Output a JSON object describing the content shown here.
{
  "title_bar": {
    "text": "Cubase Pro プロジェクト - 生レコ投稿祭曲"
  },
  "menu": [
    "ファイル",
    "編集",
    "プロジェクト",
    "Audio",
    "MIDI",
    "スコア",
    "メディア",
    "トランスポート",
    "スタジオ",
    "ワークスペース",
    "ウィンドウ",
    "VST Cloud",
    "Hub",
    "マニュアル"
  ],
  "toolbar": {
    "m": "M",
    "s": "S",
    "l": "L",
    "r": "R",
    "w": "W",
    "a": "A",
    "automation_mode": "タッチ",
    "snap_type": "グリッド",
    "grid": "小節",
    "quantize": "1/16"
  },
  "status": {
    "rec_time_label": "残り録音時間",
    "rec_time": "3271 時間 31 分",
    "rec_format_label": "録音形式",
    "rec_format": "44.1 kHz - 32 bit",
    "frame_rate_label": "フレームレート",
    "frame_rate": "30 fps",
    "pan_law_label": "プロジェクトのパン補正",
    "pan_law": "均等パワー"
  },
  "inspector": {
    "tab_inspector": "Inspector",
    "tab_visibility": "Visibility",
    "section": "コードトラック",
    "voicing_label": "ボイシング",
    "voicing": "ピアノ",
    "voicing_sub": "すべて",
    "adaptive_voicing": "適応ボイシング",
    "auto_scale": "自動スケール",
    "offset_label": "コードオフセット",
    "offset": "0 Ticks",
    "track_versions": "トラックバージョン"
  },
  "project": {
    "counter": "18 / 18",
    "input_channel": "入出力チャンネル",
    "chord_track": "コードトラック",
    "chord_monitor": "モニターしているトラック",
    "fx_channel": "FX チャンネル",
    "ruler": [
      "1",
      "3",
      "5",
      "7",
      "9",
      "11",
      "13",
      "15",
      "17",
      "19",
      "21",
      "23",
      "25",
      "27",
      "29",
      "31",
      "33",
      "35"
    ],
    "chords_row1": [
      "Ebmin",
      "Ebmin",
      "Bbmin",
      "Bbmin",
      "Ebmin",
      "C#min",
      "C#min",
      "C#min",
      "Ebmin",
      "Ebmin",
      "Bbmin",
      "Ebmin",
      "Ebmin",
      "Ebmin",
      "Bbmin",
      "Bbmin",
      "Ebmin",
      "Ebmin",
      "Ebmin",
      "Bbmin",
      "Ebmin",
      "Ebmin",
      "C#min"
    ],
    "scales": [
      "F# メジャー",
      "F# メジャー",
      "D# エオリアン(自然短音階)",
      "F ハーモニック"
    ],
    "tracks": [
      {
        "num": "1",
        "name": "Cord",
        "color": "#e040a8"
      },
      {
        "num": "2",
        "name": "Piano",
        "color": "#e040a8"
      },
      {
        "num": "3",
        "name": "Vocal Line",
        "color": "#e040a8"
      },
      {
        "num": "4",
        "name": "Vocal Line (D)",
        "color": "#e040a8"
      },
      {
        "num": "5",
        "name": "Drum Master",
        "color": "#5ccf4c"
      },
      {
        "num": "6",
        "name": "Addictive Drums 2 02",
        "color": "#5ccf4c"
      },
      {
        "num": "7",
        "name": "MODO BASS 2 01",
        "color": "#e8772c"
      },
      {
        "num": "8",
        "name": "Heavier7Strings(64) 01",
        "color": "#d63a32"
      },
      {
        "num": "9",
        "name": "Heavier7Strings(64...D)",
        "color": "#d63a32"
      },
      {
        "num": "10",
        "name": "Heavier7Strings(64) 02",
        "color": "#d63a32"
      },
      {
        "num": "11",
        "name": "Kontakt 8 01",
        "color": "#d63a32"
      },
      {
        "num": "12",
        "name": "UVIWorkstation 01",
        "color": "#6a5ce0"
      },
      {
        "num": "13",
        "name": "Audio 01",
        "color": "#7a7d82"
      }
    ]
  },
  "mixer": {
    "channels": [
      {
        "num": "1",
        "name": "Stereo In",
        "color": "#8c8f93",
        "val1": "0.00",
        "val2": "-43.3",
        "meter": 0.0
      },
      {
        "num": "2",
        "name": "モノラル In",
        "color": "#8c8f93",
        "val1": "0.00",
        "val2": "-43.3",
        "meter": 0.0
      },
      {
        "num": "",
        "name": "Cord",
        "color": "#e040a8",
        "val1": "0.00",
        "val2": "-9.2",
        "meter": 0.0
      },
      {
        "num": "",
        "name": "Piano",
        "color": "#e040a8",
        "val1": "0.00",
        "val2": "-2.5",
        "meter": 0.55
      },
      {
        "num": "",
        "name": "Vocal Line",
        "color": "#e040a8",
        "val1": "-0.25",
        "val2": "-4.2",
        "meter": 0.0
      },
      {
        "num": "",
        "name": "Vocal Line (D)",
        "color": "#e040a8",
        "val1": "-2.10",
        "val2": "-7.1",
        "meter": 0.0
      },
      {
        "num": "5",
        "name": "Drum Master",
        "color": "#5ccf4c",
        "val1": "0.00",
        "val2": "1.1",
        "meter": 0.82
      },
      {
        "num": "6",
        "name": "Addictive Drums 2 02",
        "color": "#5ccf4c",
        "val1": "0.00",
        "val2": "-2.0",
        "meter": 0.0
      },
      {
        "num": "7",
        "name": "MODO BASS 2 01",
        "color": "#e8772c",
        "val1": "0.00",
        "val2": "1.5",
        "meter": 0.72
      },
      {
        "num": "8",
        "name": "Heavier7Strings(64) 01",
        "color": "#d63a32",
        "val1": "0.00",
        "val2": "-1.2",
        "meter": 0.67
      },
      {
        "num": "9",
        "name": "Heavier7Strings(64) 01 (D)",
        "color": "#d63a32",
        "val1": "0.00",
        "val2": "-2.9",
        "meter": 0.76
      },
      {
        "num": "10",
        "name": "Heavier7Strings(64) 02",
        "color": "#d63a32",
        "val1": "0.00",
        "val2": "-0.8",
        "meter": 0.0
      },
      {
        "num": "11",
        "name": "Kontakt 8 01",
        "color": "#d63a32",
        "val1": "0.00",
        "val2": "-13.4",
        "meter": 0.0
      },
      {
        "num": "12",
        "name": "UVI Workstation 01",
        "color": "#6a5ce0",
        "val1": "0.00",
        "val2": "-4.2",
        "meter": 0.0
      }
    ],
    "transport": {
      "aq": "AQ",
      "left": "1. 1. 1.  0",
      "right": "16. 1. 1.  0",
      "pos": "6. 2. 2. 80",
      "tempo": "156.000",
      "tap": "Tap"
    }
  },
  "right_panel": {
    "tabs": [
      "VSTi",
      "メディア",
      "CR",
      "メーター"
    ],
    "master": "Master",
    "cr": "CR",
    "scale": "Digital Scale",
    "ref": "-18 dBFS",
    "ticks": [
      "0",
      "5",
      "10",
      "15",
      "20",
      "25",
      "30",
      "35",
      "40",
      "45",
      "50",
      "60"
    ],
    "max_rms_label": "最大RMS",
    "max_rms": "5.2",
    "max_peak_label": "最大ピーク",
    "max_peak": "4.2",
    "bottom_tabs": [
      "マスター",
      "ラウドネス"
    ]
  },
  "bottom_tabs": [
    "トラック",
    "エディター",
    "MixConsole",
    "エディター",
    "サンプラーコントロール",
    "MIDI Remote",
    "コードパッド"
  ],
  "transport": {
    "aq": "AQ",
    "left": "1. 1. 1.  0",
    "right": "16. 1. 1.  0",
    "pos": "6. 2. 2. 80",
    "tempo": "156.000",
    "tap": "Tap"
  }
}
__________
Write out the entries above word for word.

Output a JSON object describing the content shown here.
{
  "title_bar": {
    "text": "Cubase Pro プロジェクト - 生レコ投稿祭曲"
  },
  "menu": [
    "ファイル",
    "編集",
    "プロジェクト",
    "Audio",
    "MIDI",
    "スコア",
    "メディア",
    "トランスポート",
    "スタジオ",
    "ワークスペース",
    "ウィンドウ",
    "VST Cloud",
    "Hub",
    "マニュアル"
  ],
  "toolbar": {
    "m": "M",
    "s": "S",
    "l": "L",
    "r": "R",
    "w": "W",
    "a": "A",
    "automation_mode": "タッチ",
    "snap_type": "グリッド",
    "grid": "小節",
    "quantize": "1/16"
  },
  "status": {
    "rec_time_label": "残り録音時間",
    "rec_time": "3271 時間 31 分",
    "rec_format_label": "録音形式",
    "rec_format": "44.1 kHz - 32 bit",
    "frame_rate_label": "フレームレート",
    "frame_rate": "30 fps",
    "pan_law_label": "プロジェクトのパン補正",
    "pan_law": "均等パワー"
  },
  "inspector": {
    "tab_inspector": "Inspector",
    "tab_visibility": "Visibility",
    "section": "コードトラック",
    "voicing_label": "ボイシング",
    "voicing": "ピアノ",
    "voicing_sub": "すべて",
    "adaptive_voicing": "適応ボイシング",
    "auto_scale": "自動スケール",
    "offset_label": "コードオフセット",
    "offset": "0 Ticks",
    "track_versions": "トラックバージョン"
  },
  "project": {
    "counter": "18 / 18",
    "input_channel": "入出力チャンネル",
    "chord_track": "コードトラック",
    "chord_monitor": "モニターしているトラック",
    "fx_channel": "FX チャンネル",
    "ruler": [
      "1",
      "3",
      "5",
      "7",
      "9",
      "11",
      "13",
      "15",
      "17",
      "19",
      "21",
      "23",
      "25",
      "27",
      "29",
      "31",
      "33",
      "35"
    ],
    "chords_row1": [
      "Ebmin",
      "Ebmin",
      "Bbmin",
      "Bbmin",
      "Ebmin",
      "C#min",
      "C#min",
      "C#min",
      "Ebmin",
      "Ebmin",
      "Bbmin",
      "Ebmin",
      "Ebmin",
      "Ebmin",
      "Bbmin",
      "Bbmin",
      "Ebmin",
      "Ebmin",
      "Ebmin",
      "Bbmin",
      "Ebmin",
      "Ebmin",
      "C#min"
    ],
    "scales": [
      "F# メジャー",
      "F# メジャー",
      "D# エオリアン(自然短音階)",
      "F ハーモニック"
    ],
    "tracks": [
      {
        "num": "1",
        "name": "Cord",
        "color": "#e040a8"
      },
      {
        "num": "2",
        "name": "Piano",
        "color": "#e040a8"
      },
      {
        "num": "3",
        "name": "Vocal Line",
        "color": "#e040a8"
      },
      {
        "num": "4",
        "name": "Vocal Line (D)",
        "color": "#e040a8"
      },
      {
        "num": "5",
        "name": "Drum Master",
        "color": "#5ccf4c"
      },
      {
        "num": "6",
        "name": "Addictive Drums 2 02",
        "color": "#5ccf4c"
      },
      {
        "num": "7",
        "name": "MODO BASS 2 01",
        "color": "#e8772c"
      },
      {
        "num": "8",
        "name": "Heavier7Strings(64) 01",
        "color": "#d63a32"
      },
      {
        "num": "9",
        "name": "Heavier7Strings(64...D)",
        "color": "#d63a32"
      },
      {
        "num": "10",
        "name": "Heavier7Strings(64) 02",
        "color": "#d63a32"
      },
      {
        "num": "11",
        "name": "Kontakt 8 01",
        "color": "#d63a32"
      },
      {
        "num": "12",
        "name": "UVIWorkstation 01",
        "color": "#6a5ce0"
      },
      {
        "num": "13",
        "name": "Audio 01",
        "color": "#7a7d82"
      }
    ]
  },
  "mixer": {
    "channels": [
      {
        "num": "1",
        "name": "Stereo In",
        "color": "#8c8f93",
        "val1": "0.00",
        "val2": "-43.3",
        "meter": 0.0
      },
      {
        "num": "2",
        "name": "モノラル In",
        "color": "#8c8f93",
        "val1": "0.00",
        "val2": "-43.3",
        "meter": 0.0
      },
      {
        "num": "",
        "name": "Cord",
        "color": "#e040a8",
        "val1": "0.00",
        "val2": "-9.2",
        "meter": 0.0
      },
      {
        "num": "",
        "name": "Piano",
        "color": "#e040a8",
        "val1": "0.00",
        "val2": "-2.5",
        "meter": 0.55
      },
      {
        "num": "",
        "name": "Vocal Line",
        "color": "#e040a8",
        "val1": "-0.25",
        "val2": "-4.2",
        "meter": 0.0
      },
      {
        "num": "",
        "name": "Vocal Line (D)",
        "color": "#e040a8",
        "val1": "-2.10",
        "val2": "-7.1",
        "meter": 0.0
      },
      {
        "num": "5",
        "name": "Drum Master",
        "color": "#5ccf4c",
        "val1": "0.00",
        "val2": "1.1",
        "meter": 0.82
      },
      {
        "num": "6",
        "name": "Addictive Drums 2 02",
        "color": "#5ccf4c",
        "val1": "0.00",
        "val2": "-2.0",
        "meter": 0.0
      },
      {
        "num": "7",
        "name": "MODO BASS 2 01",
        "color": "#e8772c",
        "val1": "0.00",
        "val2": "1.5",
        "meter": 0.72
      },
      {
        "num": "8",
        "name": "Heavier7Strings(64) 01",
        "color": "#d63a32",
        "val1": "0.00",
        "val2": "-1.2",
        "meter": 0.67
      },
      {
        "num": "9",
        "name": "Heavier7Strings(64) 01 (D)",
        "color": "#d63a32",
        "val1": "0.00",
        "val2": "-2.9",
        "meter": 0.76
      },
      {
        "num": "10",
        "name": "Heavier7Strings(64) 02",
        "color": "#d63a32",
        "val1": "0.00",
        "val2": "-0.8",
        "meter": 0.0
      },
      {
        "num": "11",
        "name": "Kontakt 8 01",
        "color": "#d63a32",
        "val1": "0.00",
        "val2": "-13.4",
        "meter": 0.0
      },
      {
        "num": "12",
        "name": "UVI Workstation 01",
        "color": "#6a5ce0",
        "val1": "0.00",
        "val2": "-4.2",
        "meter": 0.0
      }
    ],
    "transport": {
      "aq": "AQ",
      "left": "1. 1. 1.  0",
      "right": "16. 1. 1.  0",
      "pos": "6. 2. 2. 80",
      "tempo": "156.000",
      "tap": "Tap"
    }
  },
  "right_panel": {
    "tabs": [
      "VSTi",
      "メディア",
      "CR",
      "メーター"
    ],
    "master": "Master",
    "cr": "CR",
    "scale": "Digital Scale",
    "ref": "-18 dBFS",
    "ticks": [
      "0",
      "5",
      "10",
      "15",
      "20",
      "25",
      "30",
      "35",
      "40",
      "45",
      "50",
      "60"
    ],
    "max_rms_label": "最大RMS",
    "max_rms": "5.2",
    "max_peak_label": "最大ピーク",
    "max_peak": "4.2",
    "bottom_tabs": [
      "マスター",
      "ラウドネス"
    ]
  },
  "bottom_tabs": [
    "トラック",
    "エディター",
    "MixConsole",
    "エディター",
    "サンプラーコントロール",
    "MIDI Remote",
    "コードパッド"
  ],
  "transport": {
    "aq": "AQ",
    "left": "1. 1. 1.  0",
    "right": "16. 1. 1.  0",
    "pos": "6. 2. 2. 80",
    "tempo": "156.000",
    "tap": "Tap"
  }
}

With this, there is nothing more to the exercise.